## [Work to do]
Go through the data below. List every line that holds the word "Общие".

## [Records for processing]
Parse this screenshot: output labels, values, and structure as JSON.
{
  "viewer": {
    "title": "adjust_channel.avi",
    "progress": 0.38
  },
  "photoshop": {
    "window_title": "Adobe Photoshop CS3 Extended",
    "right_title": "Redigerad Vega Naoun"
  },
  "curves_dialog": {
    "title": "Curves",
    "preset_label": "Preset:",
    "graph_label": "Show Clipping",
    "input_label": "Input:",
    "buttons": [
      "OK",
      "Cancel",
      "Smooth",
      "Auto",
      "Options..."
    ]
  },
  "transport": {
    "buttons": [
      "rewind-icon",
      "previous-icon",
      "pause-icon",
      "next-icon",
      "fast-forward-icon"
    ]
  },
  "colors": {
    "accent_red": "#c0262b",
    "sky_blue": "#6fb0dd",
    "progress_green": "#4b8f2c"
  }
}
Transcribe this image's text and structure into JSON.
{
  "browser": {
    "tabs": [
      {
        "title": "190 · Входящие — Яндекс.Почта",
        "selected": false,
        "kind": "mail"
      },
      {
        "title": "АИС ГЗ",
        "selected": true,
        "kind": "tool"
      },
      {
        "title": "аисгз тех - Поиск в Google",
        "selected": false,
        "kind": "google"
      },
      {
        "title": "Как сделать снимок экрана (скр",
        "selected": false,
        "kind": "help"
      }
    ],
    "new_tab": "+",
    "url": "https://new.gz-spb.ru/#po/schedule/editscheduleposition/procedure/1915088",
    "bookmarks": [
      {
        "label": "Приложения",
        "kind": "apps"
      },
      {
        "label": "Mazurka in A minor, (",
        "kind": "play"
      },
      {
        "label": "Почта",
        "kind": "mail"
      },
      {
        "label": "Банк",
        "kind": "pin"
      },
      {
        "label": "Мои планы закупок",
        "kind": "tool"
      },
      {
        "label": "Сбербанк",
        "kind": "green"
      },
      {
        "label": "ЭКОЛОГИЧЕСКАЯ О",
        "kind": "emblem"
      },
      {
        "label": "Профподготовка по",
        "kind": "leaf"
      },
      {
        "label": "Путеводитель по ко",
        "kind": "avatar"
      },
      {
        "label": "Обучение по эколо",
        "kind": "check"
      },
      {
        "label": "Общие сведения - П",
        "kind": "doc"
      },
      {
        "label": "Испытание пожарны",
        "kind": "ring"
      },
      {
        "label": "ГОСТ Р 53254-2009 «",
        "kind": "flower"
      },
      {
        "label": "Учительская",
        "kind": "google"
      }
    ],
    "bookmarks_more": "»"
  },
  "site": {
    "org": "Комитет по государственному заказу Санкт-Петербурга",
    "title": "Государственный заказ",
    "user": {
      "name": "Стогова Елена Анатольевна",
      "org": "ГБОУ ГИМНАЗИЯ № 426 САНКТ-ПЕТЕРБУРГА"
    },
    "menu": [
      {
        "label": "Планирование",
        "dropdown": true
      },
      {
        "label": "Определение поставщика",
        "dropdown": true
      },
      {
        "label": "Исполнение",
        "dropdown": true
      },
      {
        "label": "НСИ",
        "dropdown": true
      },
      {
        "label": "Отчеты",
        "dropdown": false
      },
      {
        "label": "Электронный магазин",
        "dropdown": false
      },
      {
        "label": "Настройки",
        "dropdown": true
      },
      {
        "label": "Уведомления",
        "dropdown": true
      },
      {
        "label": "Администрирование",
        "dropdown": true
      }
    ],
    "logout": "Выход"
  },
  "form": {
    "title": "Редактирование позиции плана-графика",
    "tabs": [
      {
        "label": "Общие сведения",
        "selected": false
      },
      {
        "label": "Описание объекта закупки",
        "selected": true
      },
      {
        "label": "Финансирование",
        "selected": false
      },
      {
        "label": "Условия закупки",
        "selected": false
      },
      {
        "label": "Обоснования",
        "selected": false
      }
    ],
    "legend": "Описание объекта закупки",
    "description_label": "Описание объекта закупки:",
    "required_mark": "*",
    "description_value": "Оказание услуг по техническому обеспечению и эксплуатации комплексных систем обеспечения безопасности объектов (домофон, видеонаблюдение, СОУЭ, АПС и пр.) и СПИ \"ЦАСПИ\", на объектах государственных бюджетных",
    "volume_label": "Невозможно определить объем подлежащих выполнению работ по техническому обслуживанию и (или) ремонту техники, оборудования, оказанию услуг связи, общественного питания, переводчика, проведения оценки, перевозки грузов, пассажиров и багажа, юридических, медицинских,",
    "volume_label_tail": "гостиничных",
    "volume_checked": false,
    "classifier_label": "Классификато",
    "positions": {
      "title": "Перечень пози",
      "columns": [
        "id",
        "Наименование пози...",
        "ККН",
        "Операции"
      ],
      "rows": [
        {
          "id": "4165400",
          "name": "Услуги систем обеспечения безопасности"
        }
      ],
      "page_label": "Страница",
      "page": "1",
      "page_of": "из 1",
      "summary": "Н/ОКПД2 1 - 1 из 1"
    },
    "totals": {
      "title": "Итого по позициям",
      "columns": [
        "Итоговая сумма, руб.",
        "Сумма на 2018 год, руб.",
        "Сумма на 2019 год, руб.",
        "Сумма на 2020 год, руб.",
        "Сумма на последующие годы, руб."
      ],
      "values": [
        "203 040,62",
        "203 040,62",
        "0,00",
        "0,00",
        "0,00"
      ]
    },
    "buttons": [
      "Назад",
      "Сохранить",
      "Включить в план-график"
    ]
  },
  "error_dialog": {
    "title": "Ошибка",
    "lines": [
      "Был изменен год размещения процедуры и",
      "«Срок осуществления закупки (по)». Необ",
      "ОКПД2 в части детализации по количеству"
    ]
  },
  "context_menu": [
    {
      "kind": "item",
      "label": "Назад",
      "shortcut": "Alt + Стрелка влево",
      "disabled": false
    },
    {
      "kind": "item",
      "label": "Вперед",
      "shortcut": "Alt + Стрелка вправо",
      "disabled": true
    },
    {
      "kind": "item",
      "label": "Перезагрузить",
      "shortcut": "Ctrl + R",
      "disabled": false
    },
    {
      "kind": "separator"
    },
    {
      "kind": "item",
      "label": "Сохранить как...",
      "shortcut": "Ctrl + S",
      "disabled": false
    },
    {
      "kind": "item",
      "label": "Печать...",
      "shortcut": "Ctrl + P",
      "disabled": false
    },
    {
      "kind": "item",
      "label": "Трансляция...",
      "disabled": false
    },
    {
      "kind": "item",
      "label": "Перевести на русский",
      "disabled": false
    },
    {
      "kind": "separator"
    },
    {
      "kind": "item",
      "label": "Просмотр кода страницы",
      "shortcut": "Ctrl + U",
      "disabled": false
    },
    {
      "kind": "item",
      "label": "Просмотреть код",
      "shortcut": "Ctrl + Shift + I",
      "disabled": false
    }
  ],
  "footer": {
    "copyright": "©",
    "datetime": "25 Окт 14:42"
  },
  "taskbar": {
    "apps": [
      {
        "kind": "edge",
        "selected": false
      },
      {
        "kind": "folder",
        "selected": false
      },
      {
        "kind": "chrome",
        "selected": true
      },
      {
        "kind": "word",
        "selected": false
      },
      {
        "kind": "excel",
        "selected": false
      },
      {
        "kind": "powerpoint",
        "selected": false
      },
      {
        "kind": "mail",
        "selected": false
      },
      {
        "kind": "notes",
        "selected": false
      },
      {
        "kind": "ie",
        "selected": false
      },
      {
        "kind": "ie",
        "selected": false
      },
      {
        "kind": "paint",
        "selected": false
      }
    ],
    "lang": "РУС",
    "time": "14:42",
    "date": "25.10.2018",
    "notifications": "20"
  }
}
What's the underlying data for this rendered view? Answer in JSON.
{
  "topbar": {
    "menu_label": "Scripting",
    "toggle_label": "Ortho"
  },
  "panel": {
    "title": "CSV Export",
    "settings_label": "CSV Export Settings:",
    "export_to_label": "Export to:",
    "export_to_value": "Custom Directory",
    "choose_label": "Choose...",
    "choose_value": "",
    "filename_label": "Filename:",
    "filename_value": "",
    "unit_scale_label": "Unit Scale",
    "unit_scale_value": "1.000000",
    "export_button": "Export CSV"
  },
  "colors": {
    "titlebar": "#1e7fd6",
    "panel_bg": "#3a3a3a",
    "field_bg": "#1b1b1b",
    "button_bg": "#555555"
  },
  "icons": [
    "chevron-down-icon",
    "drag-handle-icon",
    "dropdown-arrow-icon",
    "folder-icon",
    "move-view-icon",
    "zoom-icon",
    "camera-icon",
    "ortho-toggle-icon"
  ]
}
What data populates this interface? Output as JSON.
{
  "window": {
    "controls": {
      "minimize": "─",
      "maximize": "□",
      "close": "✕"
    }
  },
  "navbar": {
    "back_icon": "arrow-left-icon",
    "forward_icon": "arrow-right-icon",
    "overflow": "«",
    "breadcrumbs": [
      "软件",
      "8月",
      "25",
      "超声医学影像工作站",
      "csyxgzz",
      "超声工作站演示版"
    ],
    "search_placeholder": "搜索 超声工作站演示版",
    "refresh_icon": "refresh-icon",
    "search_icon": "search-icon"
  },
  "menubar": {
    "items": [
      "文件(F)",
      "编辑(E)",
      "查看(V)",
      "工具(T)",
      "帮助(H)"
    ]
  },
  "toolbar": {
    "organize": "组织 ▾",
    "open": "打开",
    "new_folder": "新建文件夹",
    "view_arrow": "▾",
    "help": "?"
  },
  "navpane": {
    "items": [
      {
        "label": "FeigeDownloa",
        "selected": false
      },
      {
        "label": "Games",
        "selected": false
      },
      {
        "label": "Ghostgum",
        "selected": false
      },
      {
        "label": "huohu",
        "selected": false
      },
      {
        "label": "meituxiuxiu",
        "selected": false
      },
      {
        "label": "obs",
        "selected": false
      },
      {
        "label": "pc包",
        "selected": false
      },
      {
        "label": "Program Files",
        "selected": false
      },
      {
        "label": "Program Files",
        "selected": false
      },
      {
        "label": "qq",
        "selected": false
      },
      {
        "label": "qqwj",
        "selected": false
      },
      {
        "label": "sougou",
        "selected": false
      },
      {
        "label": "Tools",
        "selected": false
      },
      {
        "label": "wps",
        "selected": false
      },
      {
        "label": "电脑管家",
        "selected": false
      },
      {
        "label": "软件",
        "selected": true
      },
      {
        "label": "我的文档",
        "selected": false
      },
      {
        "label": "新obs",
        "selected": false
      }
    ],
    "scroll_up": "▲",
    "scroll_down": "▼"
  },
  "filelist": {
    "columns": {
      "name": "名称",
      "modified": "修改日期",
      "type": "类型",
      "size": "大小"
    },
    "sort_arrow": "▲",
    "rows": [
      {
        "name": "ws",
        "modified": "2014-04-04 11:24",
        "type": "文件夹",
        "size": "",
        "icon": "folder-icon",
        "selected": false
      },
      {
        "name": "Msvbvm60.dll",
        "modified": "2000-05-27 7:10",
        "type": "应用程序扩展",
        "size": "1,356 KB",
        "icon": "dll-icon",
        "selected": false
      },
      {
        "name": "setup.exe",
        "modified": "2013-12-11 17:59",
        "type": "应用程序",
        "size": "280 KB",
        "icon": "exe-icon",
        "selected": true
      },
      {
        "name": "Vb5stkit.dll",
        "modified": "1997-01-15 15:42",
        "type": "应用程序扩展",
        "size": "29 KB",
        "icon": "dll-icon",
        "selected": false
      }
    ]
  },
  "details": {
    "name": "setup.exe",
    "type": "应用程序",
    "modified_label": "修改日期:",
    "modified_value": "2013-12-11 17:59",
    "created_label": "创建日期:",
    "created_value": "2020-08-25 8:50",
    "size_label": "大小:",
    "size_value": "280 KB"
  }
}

## [Exercise result]
        "label": "Общие сведения - П",
        "label": "Общие сведения",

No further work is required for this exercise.